[Stored data]
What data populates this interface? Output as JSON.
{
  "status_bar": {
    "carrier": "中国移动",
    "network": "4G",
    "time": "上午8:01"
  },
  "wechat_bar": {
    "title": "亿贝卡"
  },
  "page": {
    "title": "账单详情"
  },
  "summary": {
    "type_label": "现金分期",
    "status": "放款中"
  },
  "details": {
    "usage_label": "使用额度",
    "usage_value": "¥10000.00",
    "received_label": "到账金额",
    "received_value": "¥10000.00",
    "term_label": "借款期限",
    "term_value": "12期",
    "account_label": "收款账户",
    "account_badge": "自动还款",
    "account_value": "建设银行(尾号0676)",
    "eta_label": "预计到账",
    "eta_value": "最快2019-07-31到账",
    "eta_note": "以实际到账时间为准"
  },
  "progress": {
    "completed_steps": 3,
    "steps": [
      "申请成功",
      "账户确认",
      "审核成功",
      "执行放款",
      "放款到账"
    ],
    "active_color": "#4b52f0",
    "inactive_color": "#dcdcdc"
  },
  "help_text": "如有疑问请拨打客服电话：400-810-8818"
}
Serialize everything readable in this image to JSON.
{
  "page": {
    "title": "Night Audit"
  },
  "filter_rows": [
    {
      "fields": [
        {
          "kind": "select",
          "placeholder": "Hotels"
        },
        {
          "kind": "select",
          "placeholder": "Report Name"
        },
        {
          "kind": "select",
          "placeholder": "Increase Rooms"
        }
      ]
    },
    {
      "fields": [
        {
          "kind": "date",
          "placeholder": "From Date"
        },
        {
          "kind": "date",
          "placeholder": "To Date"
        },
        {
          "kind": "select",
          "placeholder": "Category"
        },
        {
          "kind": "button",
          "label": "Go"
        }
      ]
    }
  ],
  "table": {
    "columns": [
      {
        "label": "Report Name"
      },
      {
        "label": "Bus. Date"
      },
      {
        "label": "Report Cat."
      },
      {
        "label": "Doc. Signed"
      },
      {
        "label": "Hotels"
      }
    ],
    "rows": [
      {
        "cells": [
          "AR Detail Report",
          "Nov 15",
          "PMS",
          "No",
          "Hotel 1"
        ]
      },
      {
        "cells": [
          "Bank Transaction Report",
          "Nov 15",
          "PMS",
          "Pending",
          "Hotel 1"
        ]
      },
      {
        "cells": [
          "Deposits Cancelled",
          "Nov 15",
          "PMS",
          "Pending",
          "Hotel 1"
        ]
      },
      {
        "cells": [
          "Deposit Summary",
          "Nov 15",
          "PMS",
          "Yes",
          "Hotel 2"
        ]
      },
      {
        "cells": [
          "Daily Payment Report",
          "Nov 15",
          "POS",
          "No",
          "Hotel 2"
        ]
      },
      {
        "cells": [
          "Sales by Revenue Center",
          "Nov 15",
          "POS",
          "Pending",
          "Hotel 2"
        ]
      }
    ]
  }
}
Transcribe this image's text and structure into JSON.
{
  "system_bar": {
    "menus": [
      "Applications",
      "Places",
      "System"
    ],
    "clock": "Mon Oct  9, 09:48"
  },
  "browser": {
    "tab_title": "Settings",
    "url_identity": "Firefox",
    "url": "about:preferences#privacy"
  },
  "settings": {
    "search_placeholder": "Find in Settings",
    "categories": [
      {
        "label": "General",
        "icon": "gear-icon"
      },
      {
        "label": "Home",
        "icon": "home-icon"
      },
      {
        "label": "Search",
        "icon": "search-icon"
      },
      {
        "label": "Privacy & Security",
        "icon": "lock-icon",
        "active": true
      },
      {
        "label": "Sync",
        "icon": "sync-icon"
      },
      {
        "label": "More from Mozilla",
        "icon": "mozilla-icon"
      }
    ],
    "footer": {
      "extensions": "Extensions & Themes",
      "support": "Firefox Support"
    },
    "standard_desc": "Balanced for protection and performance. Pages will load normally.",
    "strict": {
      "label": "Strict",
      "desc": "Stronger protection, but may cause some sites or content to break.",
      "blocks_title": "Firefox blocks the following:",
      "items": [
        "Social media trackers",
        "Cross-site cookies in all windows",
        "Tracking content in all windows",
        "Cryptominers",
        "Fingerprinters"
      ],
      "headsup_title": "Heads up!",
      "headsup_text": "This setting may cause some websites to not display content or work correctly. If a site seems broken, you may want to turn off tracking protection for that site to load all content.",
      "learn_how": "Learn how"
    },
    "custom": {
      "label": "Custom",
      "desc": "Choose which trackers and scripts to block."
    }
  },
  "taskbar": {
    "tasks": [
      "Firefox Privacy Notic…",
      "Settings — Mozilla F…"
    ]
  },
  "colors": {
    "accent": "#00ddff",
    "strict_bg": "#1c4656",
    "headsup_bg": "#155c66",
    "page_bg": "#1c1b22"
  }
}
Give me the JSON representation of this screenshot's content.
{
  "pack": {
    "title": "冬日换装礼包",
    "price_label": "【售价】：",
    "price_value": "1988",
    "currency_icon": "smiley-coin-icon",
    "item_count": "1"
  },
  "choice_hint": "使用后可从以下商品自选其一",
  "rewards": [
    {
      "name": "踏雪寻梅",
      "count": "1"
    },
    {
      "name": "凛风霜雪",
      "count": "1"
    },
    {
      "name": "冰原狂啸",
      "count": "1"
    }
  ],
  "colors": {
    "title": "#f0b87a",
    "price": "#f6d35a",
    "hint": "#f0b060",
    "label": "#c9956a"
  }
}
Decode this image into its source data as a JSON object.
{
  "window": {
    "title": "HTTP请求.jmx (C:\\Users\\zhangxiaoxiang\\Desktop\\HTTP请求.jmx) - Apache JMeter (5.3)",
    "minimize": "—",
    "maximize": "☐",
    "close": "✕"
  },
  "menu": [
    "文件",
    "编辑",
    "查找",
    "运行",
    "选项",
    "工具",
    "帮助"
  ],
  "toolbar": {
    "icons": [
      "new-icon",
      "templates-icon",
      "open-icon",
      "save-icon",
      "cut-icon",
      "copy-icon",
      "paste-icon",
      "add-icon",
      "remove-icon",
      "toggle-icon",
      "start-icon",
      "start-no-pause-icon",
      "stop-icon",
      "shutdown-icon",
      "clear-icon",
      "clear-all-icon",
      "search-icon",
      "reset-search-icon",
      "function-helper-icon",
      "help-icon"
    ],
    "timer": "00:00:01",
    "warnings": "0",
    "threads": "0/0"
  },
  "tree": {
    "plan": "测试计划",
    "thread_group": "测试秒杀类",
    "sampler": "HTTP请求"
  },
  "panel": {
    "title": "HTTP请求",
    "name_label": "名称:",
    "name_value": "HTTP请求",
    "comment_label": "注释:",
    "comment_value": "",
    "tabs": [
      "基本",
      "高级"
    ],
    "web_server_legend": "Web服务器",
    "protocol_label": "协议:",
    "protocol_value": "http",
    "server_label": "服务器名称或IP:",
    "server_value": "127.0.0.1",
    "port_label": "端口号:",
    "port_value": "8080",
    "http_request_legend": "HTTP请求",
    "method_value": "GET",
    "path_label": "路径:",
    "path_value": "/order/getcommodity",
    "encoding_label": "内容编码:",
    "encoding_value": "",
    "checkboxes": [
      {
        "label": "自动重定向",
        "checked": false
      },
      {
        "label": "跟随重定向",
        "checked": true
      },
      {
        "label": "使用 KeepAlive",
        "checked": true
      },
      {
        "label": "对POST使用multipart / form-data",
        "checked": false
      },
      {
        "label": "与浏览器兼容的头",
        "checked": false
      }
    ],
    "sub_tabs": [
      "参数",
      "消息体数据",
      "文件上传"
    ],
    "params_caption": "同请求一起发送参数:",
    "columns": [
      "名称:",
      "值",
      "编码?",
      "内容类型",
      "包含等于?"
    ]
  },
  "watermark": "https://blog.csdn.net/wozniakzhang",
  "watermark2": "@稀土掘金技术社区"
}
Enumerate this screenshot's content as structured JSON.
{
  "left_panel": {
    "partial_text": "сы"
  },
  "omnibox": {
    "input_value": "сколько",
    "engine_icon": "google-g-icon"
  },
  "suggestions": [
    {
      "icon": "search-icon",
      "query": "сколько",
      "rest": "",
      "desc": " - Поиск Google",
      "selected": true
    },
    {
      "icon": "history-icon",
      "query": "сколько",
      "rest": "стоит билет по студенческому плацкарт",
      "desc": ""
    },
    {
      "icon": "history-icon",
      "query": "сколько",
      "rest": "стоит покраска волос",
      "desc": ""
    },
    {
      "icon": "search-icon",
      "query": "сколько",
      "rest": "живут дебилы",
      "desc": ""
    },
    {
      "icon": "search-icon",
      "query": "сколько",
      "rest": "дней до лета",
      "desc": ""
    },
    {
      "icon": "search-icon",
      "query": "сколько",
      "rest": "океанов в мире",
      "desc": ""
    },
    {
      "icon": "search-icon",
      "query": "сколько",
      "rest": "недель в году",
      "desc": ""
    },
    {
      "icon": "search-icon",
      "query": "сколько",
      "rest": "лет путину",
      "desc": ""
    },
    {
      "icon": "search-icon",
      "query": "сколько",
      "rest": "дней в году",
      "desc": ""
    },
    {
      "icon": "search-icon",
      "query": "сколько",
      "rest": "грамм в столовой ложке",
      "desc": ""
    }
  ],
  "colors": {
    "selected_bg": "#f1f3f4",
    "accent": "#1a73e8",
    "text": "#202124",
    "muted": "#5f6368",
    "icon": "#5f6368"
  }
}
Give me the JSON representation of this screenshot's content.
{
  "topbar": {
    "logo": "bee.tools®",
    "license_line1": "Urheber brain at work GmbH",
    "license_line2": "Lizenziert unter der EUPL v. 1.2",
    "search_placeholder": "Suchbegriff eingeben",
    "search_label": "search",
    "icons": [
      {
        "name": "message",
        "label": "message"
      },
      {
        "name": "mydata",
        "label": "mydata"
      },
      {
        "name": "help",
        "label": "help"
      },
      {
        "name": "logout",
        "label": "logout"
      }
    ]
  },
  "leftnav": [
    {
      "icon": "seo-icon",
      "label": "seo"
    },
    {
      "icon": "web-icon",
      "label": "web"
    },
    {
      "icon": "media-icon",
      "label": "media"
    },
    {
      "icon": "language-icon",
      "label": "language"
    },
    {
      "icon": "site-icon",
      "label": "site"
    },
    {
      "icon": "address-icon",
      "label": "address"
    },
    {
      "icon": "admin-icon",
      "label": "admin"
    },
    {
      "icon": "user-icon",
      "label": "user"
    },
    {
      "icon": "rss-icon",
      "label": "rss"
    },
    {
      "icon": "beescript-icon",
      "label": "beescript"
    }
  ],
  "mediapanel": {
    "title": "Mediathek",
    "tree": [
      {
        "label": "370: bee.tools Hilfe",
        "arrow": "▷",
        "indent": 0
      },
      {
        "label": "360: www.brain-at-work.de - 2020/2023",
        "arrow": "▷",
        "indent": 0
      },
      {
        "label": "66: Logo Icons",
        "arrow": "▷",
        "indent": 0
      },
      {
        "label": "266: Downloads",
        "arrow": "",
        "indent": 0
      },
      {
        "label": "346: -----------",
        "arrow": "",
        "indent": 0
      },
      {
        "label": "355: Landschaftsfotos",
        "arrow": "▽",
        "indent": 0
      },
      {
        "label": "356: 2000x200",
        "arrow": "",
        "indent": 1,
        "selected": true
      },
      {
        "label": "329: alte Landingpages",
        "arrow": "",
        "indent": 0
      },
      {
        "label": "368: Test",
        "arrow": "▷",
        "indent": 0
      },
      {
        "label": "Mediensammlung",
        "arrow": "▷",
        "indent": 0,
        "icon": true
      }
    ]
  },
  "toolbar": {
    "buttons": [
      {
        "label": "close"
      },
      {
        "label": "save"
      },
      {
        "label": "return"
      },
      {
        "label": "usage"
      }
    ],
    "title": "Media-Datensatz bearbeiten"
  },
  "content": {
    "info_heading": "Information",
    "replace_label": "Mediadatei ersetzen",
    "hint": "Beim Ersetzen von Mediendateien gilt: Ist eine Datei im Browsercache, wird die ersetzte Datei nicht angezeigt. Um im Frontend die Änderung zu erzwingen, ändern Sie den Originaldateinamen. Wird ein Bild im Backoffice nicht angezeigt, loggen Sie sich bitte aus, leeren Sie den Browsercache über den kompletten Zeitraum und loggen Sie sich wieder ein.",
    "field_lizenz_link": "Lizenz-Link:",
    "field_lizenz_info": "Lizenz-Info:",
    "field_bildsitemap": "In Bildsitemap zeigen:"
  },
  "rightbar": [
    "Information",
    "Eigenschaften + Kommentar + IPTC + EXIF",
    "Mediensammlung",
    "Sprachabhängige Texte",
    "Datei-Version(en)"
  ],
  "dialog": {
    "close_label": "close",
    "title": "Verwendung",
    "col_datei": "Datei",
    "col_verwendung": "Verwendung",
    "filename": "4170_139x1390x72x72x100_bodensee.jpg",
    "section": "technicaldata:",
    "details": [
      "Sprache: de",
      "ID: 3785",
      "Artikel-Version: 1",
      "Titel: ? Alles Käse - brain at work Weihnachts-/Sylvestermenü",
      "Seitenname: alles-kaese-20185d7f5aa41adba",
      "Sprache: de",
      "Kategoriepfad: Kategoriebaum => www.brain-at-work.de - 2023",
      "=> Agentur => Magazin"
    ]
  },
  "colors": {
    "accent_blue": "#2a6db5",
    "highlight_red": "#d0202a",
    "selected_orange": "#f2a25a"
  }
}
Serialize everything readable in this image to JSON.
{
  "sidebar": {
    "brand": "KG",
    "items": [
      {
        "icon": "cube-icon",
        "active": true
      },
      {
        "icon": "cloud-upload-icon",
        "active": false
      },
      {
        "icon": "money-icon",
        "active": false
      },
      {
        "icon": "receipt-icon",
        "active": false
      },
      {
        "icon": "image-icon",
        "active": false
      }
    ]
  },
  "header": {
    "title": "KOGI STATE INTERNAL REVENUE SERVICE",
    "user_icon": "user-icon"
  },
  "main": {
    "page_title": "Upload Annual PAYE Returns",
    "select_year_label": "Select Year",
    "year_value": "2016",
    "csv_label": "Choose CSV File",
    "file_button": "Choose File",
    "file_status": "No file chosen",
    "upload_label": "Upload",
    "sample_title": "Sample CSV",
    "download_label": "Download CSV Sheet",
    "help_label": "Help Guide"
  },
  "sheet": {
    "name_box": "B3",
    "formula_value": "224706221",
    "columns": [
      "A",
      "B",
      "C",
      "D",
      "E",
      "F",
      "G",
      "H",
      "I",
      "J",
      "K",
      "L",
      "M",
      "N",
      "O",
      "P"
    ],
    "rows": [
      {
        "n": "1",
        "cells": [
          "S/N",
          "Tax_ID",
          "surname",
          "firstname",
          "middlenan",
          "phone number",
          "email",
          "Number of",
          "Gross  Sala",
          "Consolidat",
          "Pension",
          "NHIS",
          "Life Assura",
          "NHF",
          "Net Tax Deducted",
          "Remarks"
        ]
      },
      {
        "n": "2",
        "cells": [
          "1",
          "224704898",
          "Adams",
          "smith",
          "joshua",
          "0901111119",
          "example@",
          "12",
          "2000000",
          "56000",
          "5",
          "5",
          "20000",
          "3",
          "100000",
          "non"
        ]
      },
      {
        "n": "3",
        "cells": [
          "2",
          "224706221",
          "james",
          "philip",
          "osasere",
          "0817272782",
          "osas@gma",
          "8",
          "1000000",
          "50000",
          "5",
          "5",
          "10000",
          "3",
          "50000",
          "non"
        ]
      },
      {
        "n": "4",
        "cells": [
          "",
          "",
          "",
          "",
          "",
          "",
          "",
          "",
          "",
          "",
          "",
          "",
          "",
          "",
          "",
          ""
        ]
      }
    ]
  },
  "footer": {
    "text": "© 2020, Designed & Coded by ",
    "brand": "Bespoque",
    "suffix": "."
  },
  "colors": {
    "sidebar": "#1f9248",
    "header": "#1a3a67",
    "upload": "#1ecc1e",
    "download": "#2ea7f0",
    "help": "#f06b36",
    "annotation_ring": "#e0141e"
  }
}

_What needs to be done_. Identify each line holding the string "close", and copy it out.

_Worked solution_.
    "close": "✕"
        "label": "close"
    "close_label": "close",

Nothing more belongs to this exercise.